§ **Aim of the task**
In the material below, find every line with "JSON" and pull it out.

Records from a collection
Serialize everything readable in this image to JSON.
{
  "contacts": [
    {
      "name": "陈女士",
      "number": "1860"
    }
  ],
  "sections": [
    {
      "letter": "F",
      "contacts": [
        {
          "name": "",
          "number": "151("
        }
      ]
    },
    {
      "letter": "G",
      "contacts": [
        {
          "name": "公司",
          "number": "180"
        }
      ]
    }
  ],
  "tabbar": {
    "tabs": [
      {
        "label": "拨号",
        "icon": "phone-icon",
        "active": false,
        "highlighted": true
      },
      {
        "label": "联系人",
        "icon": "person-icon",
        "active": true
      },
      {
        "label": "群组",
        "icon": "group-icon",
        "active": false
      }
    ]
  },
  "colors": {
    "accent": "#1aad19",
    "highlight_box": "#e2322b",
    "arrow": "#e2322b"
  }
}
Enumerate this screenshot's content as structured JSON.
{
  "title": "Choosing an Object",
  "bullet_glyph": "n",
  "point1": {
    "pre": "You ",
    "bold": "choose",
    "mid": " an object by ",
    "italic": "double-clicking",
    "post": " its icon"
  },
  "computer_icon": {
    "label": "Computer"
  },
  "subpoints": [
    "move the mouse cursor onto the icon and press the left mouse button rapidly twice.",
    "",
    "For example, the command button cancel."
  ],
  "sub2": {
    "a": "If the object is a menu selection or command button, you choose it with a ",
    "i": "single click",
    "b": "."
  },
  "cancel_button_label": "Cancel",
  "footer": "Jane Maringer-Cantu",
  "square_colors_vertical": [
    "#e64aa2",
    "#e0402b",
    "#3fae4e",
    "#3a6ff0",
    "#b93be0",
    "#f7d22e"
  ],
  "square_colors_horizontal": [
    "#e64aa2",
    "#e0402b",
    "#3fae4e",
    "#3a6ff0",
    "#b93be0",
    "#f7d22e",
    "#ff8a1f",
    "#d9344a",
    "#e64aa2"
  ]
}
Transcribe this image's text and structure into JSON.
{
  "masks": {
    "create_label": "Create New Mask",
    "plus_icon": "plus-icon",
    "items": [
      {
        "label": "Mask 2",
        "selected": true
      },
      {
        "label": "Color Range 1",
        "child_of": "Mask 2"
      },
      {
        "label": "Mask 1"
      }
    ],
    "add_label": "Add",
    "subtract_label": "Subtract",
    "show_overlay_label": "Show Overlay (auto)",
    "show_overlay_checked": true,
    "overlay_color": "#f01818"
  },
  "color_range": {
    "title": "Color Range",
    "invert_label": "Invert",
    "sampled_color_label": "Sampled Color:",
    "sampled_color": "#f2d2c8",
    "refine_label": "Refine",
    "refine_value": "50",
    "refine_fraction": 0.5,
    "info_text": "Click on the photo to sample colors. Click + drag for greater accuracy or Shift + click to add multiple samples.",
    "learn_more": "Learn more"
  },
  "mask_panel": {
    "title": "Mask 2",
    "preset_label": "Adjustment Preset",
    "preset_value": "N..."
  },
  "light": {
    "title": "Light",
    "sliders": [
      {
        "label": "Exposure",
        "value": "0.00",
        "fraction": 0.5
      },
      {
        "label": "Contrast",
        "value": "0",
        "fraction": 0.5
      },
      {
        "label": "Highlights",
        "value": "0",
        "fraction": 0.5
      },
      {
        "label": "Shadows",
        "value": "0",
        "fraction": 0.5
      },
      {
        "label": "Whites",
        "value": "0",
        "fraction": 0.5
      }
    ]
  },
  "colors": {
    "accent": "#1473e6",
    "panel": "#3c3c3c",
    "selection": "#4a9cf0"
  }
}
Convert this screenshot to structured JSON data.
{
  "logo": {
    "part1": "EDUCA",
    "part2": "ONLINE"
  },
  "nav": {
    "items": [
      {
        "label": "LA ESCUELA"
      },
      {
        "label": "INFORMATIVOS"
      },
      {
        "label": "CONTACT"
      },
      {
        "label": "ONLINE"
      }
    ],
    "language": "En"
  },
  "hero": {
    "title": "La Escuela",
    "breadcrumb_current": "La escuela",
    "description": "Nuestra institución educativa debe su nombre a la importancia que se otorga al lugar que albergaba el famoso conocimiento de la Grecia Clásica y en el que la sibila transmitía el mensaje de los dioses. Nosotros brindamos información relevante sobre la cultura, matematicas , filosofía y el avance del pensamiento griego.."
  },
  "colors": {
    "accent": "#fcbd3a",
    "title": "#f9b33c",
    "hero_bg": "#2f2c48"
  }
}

§ **Response**
Serialize everything readable in this image to JSON.
Enumerate this screenshot's content as structured JSON.
Transcribe this image's text and structure into JSON.
Convert this screenshot to structured JSON data.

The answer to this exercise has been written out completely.